Copy out all lines of the records in which the word "unique" appears.

┌────────

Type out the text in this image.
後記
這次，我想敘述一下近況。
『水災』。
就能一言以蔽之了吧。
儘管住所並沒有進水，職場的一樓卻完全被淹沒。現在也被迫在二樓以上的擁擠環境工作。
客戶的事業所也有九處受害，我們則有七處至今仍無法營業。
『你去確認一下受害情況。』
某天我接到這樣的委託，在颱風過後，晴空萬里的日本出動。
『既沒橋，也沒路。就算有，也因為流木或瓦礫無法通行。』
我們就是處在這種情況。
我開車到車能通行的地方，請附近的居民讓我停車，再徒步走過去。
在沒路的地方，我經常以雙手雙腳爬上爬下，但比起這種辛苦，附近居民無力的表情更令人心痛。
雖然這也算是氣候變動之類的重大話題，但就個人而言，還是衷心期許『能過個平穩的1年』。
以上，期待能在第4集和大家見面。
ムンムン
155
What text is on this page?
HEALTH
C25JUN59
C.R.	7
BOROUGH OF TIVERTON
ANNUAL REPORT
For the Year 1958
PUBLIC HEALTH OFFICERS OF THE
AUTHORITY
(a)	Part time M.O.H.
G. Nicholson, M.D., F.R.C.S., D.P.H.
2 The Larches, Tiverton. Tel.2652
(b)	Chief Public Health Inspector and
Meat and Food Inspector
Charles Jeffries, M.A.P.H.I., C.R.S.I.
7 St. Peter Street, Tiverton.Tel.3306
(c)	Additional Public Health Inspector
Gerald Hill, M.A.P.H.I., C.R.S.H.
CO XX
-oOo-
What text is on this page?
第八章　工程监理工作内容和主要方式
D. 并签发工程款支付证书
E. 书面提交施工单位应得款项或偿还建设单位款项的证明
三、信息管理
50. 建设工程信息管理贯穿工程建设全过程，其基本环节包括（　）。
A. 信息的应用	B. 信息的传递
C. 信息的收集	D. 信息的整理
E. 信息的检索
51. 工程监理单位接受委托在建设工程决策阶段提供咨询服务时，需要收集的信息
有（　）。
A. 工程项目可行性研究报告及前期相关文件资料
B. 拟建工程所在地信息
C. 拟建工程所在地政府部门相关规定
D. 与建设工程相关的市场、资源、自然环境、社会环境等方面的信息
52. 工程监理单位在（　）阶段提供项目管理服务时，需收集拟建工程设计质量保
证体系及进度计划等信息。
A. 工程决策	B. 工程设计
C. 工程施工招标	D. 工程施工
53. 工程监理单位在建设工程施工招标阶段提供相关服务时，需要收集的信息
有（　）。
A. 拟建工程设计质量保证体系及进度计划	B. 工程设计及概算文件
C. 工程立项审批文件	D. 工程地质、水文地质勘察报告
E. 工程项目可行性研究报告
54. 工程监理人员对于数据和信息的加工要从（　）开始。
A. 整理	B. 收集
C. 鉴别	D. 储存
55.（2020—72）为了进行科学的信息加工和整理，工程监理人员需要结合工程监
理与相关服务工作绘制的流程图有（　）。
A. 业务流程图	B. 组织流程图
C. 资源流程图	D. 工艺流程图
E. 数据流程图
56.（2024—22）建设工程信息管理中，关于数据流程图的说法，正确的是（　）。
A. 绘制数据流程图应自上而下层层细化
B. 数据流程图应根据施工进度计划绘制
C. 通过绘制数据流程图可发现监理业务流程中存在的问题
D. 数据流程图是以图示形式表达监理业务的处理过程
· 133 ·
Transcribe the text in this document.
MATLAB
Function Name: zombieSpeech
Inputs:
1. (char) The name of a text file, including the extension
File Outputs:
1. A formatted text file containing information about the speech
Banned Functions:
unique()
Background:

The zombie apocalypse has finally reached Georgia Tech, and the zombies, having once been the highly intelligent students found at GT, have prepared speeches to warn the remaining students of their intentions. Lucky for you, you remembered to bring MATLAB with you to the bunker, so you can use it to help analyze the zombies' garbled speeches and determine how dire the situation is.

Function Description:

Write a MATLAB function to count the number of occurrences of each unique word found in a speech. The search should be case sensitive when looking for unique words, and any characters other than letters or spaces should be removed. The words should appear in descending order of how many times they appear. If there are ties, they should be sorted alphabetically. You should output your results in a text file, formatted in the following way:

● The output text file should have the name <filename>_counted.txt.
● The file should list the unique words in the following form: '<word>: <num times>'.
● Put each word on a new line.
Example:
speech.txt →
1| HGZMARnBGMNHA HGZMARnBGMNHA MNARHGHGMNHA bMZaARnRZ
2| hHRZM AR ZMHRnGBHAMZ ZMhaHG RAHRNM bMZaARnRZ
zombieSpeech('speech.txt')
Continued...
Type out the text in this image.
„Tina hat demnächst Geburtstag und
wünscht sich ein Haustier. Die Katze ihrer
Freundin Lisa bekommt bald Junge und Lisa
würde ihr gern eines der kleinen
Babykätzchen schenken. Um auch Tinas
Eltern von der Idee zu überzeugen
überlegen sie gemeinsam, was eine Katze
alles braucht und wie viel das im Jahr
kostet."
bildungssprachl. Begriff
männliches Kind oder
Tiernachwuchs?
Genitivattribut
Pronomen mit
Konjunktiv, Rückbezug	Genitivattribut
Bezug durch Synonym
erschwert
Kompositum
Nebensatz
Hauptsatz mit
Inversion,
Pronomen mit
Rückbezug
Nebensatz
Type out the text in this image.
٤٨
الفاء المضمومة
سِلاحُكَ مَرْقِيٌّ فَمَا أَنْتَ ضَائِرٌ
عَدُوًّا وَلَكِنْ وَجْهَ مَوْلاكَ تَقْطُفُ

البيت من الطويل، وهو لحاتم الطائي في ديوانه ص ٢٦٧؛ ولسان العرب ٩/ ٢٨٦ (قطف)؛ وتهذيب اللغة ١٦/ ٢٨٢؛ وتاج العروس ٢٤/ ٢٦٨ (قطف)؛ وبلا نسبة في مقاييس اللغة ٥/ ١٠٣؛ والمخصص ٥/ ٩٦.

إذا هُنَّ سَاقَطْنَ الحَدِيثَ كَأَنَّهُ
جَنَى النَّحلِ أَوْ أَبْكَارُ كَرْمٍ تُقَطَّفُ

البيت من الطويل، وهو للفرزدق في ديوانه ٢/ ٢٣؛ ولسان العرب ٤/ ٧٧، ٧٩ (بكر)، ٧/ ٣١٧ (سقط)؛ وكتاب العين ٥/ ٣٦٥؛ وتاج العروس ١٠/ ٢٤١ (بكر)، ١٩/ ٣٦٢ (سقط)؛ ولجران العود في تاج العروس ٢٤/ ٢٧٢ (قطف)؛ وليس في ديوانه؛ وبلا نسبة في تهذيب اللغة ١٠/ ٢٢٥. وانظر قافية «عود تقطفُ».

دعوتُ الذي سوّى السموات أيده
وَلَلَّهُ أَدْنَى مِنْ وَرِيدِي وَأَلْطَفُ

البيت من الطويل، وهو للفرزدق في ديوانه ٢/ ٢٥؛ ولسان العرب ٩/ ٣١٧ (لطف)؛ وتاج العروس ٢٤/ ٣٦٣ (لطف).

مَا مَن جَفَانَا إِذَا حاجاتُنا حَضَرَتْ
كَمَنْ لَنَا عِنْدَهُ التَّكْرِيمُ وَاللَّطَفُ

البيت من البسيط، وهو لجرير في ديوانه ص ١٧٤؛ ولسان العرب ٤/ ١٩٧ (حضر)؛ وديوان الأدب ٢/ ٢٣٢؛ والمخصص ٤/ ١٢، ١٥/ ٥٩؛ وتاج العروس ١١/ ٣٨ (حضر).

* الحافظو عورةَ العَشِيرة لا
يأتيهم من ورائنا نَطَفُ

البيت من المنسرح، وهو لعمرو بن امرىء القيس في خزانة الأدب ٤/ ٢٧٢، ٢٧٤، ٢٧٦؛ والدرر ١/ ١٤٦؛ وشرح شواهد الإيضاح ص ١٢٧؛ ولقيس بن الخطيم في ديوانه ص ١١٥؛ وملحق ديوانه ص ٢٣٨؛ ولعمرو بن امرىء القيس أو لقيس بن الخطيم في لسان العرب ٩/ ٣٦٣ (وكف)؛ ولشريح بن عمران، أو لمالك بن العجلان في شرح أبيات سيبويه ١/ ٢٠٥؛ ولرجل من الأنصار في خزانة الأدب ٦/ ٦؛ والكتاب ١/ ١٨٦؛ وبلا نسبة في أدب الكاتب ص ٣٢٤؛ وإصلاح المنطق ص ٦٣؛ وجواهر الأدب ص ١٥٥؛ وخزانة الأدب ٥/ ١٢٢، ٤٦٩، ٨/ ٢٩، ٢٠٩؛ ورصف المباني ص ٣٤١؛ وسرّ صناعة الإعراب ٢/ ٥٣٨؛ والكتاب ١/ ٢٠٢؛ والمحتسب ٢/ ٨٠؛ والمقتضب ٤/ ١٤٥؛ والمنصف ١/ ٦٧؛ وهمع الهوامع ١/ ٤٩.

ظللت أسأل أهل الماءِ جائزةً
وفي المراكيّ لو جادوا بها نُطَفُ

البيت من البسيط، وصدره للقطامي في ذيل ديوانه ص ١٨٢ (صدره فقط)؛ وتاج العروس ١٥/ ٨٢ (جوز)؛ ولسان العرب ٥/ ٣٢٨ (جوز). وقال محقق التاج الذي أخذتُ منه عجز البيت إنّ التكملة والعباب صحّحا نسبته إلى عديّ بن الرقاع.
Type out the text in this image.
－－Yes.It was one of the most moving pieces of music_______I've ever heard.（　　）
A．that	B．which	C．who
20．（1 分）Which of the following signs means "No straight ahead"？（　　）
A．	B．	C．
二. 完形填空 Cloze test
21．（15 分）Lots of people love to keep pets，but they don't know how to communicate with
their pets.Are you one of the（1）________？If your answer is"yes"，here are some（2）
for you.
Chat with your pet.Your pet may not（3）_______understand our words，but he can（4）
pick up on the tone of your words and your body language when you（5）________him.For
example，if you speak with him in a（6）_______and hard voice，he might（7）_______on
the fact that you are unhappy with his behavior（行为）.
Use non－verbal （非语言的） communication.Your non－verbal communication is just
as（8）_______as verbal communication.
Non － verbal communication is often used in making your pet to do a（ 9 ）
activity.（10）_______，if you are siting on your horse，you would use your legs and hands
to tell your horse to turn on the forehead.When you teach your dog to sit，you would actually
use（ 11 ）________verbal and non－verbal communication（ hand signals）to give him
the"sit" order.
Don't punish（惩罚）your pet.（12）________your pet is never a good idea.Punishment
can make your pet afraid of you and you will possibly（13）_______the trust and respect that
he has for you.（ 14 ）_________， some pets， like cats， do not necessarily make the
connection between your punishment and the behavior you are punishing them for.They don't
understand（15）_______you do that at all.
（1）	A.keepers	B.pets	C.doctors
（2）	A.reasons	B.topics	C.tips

└────────

• SOLVED PROBLEM:
unique()
Write a MATLAB function to count the number of occurrences of each unique word found in a speech. The search should be case sensitive when looking for unique words, and any characters other than letters or spaces should be removed. The words should appear in descending order of how many times they appear. If there are ties, they should be sorted alphabetically. You should output your results in a text file, formatted in the following way:
● The file should list the unique words in the following form: '<word>: <num times>'.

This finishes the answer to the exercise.